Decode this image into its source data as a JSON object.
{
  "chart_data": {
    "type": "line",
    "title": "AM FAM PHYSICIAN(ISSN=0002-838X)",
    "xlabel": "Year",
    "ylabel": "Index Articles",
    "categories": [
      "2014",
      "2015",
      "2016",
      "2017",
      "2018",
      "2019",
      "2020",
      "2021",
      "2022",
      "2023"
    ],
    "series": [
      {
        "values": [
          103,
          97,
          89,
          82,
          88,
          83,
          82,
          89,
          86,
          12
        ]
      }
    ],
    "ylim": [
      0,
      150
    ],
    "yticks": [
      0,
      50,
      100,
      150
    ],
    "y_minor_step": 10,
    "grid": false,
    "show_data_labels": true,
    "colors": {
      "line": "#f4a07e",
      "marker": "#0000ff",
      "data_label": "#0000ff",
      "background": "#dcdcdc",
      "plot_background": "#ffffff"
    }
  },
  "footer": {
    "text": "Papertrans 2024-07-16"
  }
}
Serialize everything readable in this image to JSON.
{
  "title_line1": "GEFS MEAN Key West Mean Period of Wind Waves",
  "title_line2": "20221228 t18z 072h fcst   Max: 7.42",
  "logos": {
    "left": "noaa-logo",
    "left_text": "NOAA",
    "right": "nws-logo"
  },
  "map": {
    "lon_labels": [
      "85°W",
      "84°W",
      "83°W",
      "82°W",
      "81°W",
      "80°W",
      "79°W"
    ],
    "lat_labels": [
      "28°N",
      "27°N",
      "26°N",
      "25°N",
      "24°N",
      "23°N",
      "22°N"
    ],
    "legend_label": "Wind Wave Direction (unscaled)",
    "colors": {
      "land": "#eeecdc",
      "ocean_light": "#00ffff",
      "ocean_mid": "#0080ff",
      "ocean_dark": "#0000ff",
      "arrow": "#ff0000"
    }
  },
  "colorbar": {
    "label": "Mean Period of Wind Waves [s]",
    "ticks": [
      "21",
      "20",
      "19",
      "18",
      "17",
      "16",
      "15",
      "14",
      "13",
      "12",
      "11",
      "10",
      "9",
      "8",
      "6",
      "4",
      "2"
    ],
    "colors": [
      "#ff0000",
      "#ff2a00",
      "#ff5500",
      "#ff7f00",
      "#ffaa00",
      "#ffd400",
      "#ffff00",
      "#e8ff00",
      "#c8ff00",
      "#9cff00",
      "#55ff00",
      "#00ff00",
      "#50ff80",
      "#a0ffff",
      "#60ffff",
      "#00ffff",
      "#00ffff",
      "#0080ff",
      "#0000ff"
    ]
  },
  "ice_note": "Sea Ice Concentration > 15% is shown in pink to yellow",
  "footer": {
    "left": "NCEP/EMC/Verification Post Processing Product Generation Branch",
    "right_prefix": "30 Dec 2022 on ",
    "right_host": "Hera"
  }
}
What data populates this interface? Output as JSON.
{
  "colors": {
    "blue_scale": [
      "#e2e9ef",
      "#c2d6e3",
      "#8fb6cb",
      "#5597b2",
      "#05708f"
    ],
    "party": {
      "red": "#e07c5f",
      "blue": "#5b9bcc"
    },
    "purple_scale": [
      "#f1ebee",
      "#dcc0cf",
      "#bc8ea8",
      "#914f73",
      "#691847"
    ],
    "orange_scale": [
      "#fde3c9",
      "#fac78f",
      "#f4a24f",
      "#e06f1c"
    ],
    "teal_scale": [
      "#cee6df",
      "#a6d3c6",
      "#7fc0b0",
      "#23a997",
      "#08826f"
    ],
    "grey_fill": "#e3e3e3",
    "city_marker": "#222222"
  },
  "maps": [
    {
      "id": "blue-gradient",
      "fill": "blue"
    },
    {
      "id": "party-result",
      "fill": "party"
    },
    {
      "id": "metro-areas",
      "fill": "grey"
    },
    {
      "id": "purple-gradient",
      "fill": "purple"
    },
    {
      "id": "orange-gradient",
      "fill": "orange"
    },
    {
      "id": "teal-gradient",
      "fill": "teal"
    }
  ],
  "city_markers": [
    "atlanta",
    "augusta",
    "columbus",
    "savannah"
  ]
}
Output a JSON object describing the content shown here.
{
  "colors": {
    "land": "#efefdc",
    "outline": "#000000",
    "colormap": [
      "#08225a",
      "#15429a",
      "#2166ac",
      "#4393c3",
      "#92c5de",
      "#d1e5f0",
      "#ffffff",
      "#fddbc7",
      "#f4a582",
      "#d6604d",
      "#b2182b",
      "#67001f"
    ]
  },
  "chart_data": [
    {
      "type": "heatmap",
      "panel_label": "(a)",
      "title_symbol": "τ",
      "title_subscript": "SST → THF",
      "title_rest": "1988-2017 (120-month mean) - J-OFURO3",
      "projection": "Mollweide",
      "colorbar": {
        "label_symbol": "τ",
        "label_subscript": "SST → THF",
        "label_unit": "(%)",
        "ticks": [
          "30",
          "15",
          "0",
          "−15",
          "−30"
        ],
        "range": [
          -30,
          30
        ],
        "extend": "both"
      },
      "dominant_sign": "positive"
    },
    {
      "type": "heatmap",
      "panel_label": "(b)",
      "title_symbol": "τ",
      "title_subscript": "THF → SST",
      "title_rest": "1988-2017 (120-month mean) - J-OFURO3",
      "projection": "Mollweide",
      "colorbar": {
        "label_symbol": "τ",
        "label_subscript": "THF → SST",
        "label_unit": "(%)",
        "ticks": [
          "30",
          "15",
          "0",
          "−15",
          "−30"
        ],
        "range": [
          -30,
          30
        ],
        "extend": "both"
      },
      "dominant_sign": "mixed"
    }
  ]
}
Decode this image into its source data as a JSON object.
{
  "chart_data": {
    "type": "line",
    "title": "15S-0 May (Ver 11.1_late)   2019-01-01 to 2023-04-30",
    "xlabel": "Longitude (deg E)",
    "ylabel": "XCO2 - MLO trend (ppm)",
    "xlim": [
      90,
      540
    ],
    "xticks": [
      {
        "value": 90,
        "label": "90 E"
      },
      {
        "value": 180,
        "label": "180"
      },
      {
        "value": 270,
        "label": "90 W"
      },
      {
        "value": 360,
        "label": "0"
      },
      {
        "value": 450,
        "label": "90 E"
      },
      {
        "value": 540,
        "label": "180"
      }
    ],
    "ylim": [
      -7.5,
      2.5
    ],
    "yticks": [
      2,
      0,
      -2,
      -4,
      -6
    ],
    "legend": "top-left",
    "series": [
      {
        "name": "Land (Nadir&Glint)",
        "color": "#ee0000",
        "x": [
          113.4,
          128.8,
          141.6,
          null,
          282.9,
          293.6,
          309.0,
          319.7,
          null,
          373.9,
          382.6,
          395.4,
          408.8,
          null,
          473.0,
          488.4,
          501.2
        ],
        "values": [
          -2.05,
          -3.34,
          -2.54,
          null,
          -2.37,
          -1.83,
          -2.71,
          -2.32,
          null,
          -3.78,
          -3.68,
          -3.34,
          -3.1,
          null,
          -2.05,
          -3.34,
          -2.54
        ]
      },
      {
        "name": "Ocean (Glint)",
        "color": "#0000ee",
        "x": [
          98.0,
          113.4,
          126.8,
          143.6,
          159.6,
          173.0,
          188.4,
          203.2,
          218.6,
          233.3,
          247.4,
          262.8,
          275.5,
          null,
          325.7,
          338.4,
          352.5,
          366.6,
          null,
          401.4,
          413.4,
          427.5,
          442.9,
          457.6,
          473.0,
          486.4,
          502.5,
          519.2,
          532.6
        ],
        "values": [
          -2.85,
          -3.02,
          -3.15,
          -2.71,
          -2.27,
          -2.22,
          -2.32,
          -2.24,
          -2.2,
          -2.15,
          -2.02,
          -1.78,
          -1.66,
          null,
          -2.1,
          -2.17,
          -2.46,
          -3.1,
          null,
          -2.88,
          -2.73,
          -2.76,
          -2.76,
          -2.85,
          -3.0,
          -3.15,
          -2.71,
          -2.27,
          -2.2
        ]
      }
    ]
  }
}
--- --- ---
▸ **Given problem**
Filter the records down to the lines that contain the string "Waves", and copy those lines.

▸ **Output for this task**
  "title_line1": "GEFS MEAN Key West Mean Period of Wind Waves",
    "label": "Mean Period of Wind Waves [s]",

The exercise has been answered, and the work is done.